Show all lines of the listing that hold the word "title".

##### MATERIAL PROVIDED #####

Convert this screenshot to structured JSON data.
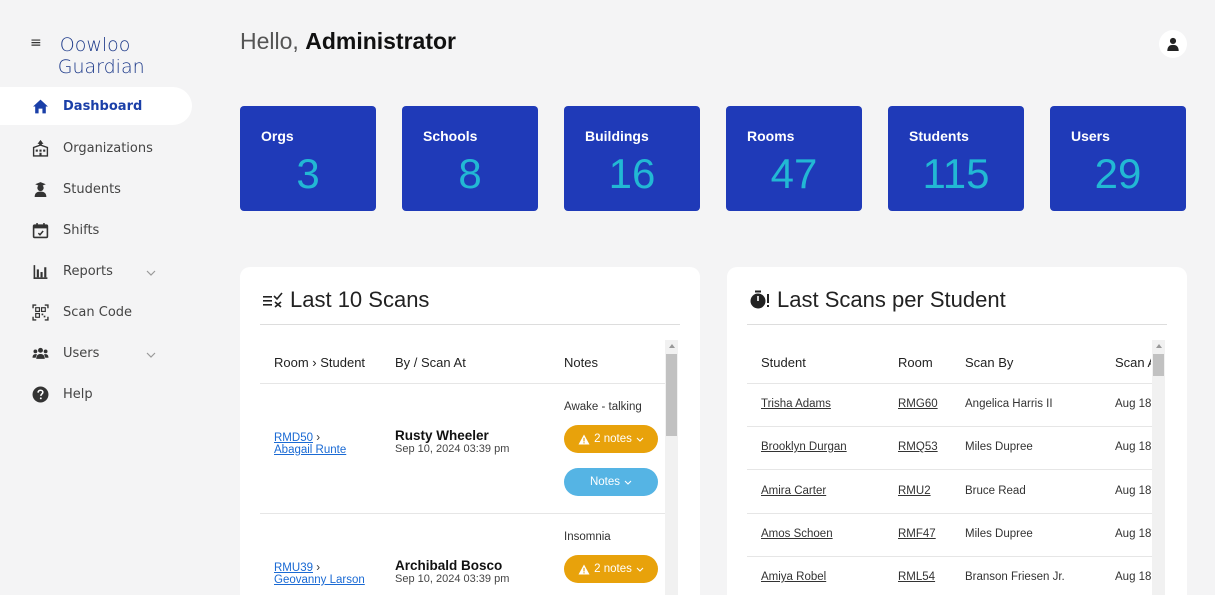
{
  "app": {
    "name_line1": "Oowloo",
    "name_line2": "Guardian"
  },
  "sidebar": {
    "items": [
      {
        "label": "Dashboard",
        "icon": "home-icon",
        "active": true
      },
      {
        "label": "Organizations",
        "icon": "building-icon"
      },
      {
        "label": "Students",
        "icon": "student-icon"
      },
      {
        "label": "Shifts",
        "icon": "calendar-icon"
      },
      {
        "label": "Reports",
        "icon": "bar-chart-icon",
        "expandable": true
      },
      {
        "label": "Scan Code",
        "icon": "qr-code-icon"
      },
      {
        "label": "Users",
        "icon": "users-icon",
        "expandable": true
      },
      {
        "label": "Help",
        "icon": "help-icon"
      }
    ]
  },
  "header": {
    "greeting": "Hello,",
    "user_name": "Administrator"
  },
  "stats": [
    {
      "label": "Orgs",
      "value": "3"
    },
    {
      "label": "Schools",
      "value": "8"
    },
    {
      "label": "Buildings",
      "value": "16"
    },
    {
      "label": "Rooms",
      "value": "47"
    },
    {
      "label": "Students",
      "value": "115"
    },
    {
      "label": "Users",
      "value": "29"
    }
  ],
  "last_scans": {
    "title": "Last 10 Scans",
    "columns": [
      "Room › Student",
      "By / Scan At",
      "Notes"
    ],
    "rows": [
      {
        "room": "RMD50",
        "student": "Abagail Runte",
        "by": "Rusty Wheeler",
        "scan_at": "Sep 10, 2024 03:39 pm",
        "note": "Awake - talking",
        "notes_count": "2 notes",
        "notes_button": "Notes"
      },
      {
        "room": "RMU39",
        "student": "Geovanny Larson",
        "by": "Archibald Bosco",
        "scan_at": "Sep 10, 2024 03:39 pm",
        "note": "Insomnia",
        "notes_count": "2 notes"
      }
    ]
  },
  "per_student": {
    "title": "Last Scans per Student",
    "columns": [
      "Student",
      "Room",
      "Scan By",
      "Scan A"
    ],
    "rows": [
      {
        "student": "Trisha Adams",
        "room": "RMG60",
        "scan_by": "Angelica Harris II",
        "scan_at": "Aug 18,"
      },
      {
        "student": "Brooklyn Durgan",
        "room": "RMQ53",
        "scan_by": "Miles Dupree",
        "scan_at": "Aug 18,"
      },
      {
        "student": "Amira Carter",
        "room": "RMU2",
        "scan_by": "Bruce Read",
        "scan_at": "Aug 18,"
      },
      {
        "student": "Amos Schoen",
        "room": "RMF47",
        "scan_by": "Miles Dupree",
        "scan_at": "Aug 18,"
      },
      {
        "student": "Amiya Robel",
        "room": "RML54",
        "scan_by": "Branson Friesen Jr.",
        "scan_at": "Aug 18,"
      }
    ]
  },
  "colors": {
    "accent": "#1f3ab8",
    "stat_value": "#22b8d4",
    "warn": "#e8a20b",
    "info": "#55b4e4",
    "link": "#1a6ad4"
  }
}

#####

- _FINISHED ANSWER_:
    "title": "Last 10 Scans",
    "title": "Last Scans per Student",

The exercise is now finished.